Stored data
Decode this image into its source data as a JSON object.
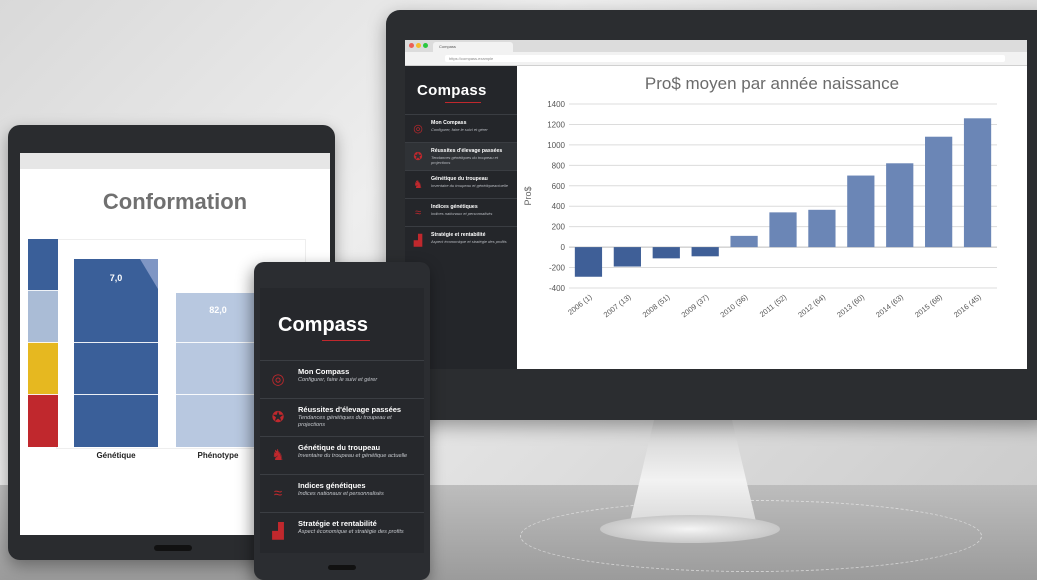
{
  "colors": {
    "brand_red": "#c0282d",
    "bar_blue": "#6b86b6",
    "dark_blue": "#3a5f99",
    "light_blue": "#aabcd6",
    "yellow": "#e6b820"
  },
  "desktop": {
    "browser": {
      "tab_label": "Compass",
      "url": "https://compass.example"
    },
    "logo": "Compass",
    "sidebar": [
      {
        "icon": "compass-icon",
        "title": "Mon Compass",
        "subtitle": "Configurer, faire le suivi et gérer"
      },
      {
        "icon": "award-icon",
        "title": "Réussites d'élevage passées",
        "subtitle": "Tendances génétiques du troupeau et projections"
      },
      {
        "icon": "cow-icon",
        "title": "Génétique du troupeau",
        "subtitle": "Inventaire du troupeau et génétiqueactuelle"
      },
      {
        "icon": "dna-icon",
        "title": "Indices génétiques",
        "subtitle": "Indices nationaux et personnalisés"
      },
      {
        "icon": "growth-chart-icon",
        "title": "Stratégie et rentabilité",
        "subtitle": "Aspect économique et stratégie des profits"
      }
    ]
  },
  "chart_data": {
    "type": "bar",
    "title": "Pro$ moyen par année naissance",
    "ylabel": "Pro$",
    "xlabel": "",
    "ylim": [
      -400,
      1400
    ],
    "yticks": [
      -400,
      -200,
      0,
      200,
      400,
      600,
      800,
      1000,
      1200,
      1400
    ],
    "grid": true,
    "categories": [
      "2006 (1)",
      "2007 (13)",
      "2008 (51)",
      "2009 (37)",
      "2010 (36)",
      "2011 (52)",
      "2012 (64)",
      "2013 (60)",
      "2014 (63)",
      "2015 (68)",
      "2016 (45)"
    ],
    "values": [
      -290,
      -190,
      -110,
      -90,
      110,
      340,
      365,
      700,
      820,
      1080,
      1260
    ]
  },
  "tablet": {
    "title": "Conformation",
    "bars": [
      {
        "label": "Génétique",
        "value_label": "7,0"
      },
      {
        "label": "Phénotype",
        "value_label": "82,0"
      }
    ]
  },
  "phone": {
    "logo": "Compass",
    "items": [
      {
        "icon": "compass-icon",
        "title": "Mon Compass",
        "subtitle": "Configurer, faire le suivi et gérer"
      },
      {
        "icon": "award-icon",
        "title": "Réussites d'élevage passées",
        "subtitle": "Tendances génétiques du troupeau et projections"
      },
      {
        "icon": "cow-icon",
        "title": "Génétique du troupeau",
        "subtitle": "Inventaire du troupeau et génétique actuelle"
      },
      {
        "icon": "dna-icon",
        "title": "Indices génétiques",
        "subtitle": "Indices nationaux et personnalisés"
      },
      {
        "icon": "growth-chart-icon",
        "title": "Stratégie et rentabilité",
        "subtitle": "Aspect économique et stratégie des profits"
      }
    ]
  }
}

Exercise details: Generate a word-for-word copy of the preceding records, excluding all pictures.

Solution for this task:
Decode this image into its source data as a JSON object.
{
  "colors": {
    "brand_red": "#c0282d",
    "bar_blue": "#6b86b6",
    "dark_blue": "#3a5f99",
    "light_blue": "#aabcd6",
    "yellow": "#e6b820"
  },
  "desktop": {
    "browser": {
      "tab_label": "Compass",
      "url": "https://compass.example"
    },
    "logo": "Compass",
    "sidebar": [
      {
        "icon": "compass-icon",
        "title": "Mon Compass",
        "subtitle": "Configurer, faire le suivi et gérer"
      },
      {
        "icon": "award-icon",
        "title": "Réussites d'élevage passées",
        "subtitle": "Tendances génétiques du troupeau et projections"
      },
      {
        "icon": "cow-icon",
        "title": "Génétique du troupeau",
        "subtitle": "Inventaire du troupeau et génétiqueactuelle"
      },
      {
        "icon": "dna-icon",
        "title": "Indices génétiques",
        "subtitle": "Indices nationaux et personnalisés"
      },
      {
        "icon": "growth-chart-icon",
        "title": "Stratégie et rentabilité",
        "subtitle": "Aspect économique et stratégie des profits"
      }
    ]
  },
  "chart_data": {
    "type": "bar",
    "title": "Pro$ moyen par année naissance",
    "ylabel": "Pro$",
    "xlabel": "",
    "ylim": [
      -400,
      1400
    ],
    "yticks": [
      -400,
      -200,
      0,
      200,
      400,
      600,
      800,
      1000,
      1200,
      1400
    ],
    "grid": true,
    "categories": [
      "2006 (1)",
      "2007 (13)",
      "2008 (51)",
      "2009 (37)",
      "2010 (36)",
      "2011 (52)",
      "2012 (64)",
      "2013 (60)",
      "2014 (63)",
      "2015 (68)",
      "2016 (45)"
    ],
    "values": [
      -290,
      -190,
      -110,
      -90,
      110,
      340,
      365,
      700,
      820,
      1080,
      1260
    ]
  },
  "tablet": {
    "title": "Conformation",
    "bars": [
      {
        "label": "Génétique",
        "value_label": "7,0"
      },
      {
        "label": "Phénotype",
        "value_label": "82,0"
      }
    ]
  },
  "phone": {
    "logo": "Compass",
    "items": [
      {
        "icon": "compass-icon",
        "title": "Mon Compass",
        "subtitle": "Configurer, faire le suivi et gérer"
      },
      {
        "icon": "award-icon",
        "title": "Réussites d'élevage passées",
        "subtitle": "Tendances génétiques du troupeau et projections"
      },
      {
        "icon": "cow-icon",
        "title": "Génétique du troupeau",
        "subtitle": "Inventaire du troupeau et génétique actuelle"
      },
      {
        "icon": "dna-icon",
        "title": "Indices génétiques",
        "subtitle": "Indices nationaux et personnalisés"
      },
      {
        "icon": "growth-chart-icon",
        "title": "Stratégie et rentabilité",
        "subtitle": "Aspect économique et stratégie des profits"
      }
    ]
  }
}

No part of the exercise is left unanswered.